> _QUOTED PASSAGE_
— Start —

Failed to run with custom data
shenwei356 opened this issue · 4 comments
Firstly, all files were prepared and checked.
$ ls cobs/ | head -n 3
achromobacter_xylosoxidans__01.cobs_classic.xz
acinetobacter_baumannii__01.cobs_classic.xz
acinetobacter_baumannii__02.cobs_classic.xz
$ ls asms/ | head -n 3
achromobacter_xylosoxidans__01.tar.xz
acinetobacter_baumannii__01.tar.xz
acinetobacter_baumannii__02.tar.xz
$ grep batches config.yaml
# batches to consider during search
batches: "data/batches_2m.txt"
$ wc -l data/batches_2m.txt
640 data/batches_2m.txt
$ head -n 3 data/batches_2m.txt
acinetobacter_nosocomialis__01
aeromonas_salmonicida__01
acinetobacter_baumannii__02
$ grep achromobacter_xylosoxidans data/batches_2m.txt
achromobacter_xylosoxidans__01
Run on a cluster node with make clean; make
Query files: ['input/t.sm.MutL.fasta']
Building DAG of jobs...
MissingInputException in rule translate_matches in file /hps/nobackup/iqbal/shenwei/2kk/mof-search.all/Snakefile, line 485:
Missing input files for rule translate_matches:
output: intermediate/04_filter/t.sm.MutL.fa
wildcards: qfile=t.sm.MutL
affected files:
intermediate/03_match/salmonella_enterica__125____t.sm.MutL.gz
intermediate/03_match/salmonella_enterica__131____t.sm.MutL.gz
intermediate/03_match/salmonella_enterica__126____t.sm.MutL.gz
....
intermediate/03_match/salmonella_enterica__101____t.sm.MutL.gz
intermediate/03_match/salmonella_enterica__102____t.sm.MutL.gz
intermediate/03_match/salmonella_enterica__123____t.sm.MutL.gz
Traceback (most recent call last):
File "/hps/nobackup/iqbal/shenwei/2kk/mof-search.all/scripts/benchmark.py", line 82, in <module>
main()

— End —

> _SHORT EXERCISE A_
Answer these questions about the failed-run issue, one answer per line:
(i) How many lines does data/batches_2m.txt contain?
(ii) What command was run on the cluster node?
(iii) Which rule reports missing input files?

> _LISTED ENTRIES_
— Start —

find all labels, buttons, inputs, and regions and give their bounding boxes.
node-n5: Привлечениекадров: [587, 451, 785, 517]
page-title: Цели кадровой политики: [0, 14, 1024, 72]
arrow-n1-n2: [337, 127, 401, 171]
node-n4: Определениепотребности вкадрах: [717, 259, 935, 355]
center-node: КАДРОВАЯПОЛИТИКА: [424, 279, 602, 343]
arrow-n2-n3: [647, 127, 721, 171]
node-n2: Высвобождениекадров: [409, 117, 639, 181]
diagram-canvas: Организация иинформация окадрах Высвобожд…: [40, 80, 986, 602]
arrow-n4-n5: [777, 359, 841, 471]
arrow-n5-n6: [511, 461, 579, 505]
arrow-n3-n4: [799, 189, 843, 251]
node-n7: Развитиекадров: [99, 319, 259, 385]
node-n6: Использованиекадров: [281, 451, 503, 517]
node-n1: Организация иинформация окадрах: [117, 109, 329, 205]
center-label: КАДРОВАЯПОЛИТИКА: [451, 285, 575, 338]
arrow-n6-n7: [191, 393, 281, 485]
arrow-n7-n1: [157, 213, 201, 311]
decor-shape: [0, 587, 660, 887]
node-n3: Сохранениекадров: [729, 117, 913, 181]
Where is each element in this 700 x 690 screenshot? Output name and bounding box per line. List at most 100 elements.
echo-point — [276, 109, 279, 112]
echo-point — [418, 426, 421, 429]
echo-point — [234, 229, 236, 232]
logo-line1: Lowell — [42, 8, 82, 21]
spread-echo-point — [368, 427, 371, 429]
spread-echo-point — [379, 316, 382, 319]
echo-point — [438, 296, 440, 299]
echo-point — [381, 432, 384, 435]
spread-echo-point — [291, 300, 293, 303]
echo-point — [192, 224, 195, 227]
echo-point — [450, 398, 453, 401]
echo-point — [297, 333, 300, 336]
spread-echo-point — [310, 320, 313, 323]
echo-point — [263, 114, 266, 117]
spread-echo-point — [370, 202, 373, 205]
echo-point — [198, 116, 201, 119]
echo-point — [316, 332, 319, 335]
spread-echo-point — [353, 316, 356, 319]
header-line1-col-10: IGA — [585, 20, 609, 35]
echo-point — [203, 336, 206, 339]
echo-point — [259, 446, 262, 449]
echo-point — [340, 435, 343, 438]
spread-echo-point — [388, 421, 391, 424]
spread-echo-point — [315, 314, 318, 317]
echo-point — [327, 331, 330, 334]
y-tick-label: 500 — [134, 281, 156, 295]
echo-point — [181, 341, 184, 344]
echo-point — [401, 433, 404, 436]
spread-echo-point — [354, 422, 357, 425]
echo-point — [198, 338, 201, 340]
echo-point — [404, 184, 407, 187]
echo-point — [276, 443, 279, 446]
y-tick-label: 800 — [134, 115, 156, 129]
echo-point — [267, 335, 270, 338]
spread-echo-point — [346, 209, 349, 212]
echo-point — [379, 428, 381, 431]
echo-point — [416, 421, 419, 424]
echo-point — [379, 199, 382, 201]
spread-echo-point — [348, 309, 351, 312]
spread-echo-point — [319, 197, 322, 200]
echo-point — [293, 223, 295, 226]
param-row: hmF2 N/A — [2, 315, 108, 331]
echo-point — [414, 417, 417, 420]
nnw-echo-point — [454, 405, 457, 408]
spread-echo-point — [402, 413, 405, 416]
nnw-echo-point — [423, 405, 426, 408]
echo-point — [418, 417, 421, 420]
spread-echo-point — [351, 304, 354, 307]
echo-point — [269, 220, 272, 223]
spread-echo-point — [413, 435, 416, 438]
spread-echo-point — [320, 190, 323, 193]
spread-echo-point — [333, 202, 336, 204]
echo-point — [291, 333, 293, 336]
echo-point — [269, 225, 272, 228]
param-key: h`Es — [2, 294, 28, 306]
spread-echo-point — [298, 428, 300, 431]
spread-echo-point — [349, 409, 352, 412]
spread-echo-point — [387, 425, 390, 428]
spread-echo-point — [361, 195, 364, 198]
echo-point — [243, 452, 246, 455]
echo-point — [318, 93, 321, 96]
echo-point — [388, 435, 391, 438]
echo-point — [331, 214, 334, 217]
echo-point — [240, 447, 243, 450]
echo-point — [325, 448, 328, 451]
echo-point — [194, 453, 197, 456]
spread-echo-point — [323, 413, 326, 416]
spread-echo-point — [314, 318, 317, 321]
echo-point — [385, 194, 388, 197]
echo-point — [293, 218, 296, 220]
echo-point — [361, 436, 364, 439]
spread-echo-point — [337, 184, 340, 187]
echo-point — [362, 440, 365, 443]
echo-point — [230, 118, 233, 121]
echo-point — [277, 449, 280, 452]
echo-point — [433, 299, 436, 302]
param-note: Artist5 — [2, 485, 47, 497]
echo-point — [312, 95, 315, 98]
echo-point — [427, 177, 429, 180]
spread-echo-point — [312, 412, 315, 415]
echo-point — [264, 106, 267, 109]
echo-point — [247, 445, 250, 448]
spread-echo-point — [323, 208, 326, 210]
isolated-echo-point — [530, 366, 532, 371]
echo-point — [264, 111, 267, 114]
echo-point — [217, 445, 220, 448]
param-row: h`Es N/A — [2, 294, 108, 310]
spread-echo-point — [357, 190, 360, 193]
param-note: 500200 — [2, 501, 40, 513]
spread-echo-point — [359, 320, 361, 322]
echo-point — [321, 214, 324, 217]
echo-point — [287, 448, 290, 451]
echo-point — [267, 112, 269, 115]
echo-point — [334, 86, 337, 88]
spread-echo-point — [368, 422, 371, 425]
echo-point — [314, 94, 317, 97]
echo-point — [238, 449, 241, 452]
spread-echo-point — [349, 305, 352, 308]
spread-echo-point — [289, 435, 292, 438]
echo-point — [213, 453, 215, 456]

— End —

> _SHORT EXERCISE B_
Rewrite the rows from the first row through the row containing "echo-point — [381, 432, 384, 435]", replacing "screenshot" with "screen capture" and leaving everything else unchanged.

> _RIGHT ANSWER A_
(i) 640
(ii) make clean; make
(iii) translate_matches

> _RIGHT ANSWER B_
find all labels, buttons, inputs, and regions and give their bounding boxes.
node-n5: Привлечениекадров: [587, 451, 785, 517]
page-title: Цели кадровой политики: [0, 14, 1024, 72]
arrow-n1-n2: [337, 127, 401, 171]
node-n4: Определениепотребности вкадрах: [717, 259, 935, 355]
center-node: КАДРОВАЯПОЛИТИКА: [424, 279, 602, 343]
arrow-n2-n3: [647, 127, 721, 171]
node-n2: Высвобождениекадров: [409, 117, 639, 181]
diagram-canvas: Организация иинформация окадрах Высвобожд…: [40, 80, 986, 602]
arrow-n4-n5: [777, 359, 841, 471]
arrow-n5-n6: [511, 461, 579, 505]
arrow-n3-n4: [799, 189, 843, 251]
node-n7: Развитиекадров: [99, 319, 259, 385]
node-n6: Использованиекадров: [281, 451, 503, 517]
node-n1: Организация иинформация окадрах: [117, 109, 329, 205]
center-label: КАДРОВАЯПОЛИТИКА: [451, 285, 575, 338]
arrow-n6-n7: [191, 393, 281, 485]
arrow-n7-n1: [157, 213, 201, 311]
decor-shape: [0, 587, 660, 887]
node-n3: Сохранениекадров: [729, 117, 913, 181]
Where is each element in this 700 x 690 screen capture? Output name and bounding box per line. List at most 100 elements.
echo-point — [276, 109, 279, 112]
echo-point — [418, 426, 421, 429]
echo-point — [234, 229, 236, 232]
logo-line1: Lowell — [42, 8, 82, 21]
spread-echo-point — [368, 427, 371, 429]
spread-echo-point — [379, 316, 382, 319]
echo-point — [438, 296, 440, 299]
echo-point — [381, 432, 384, 435]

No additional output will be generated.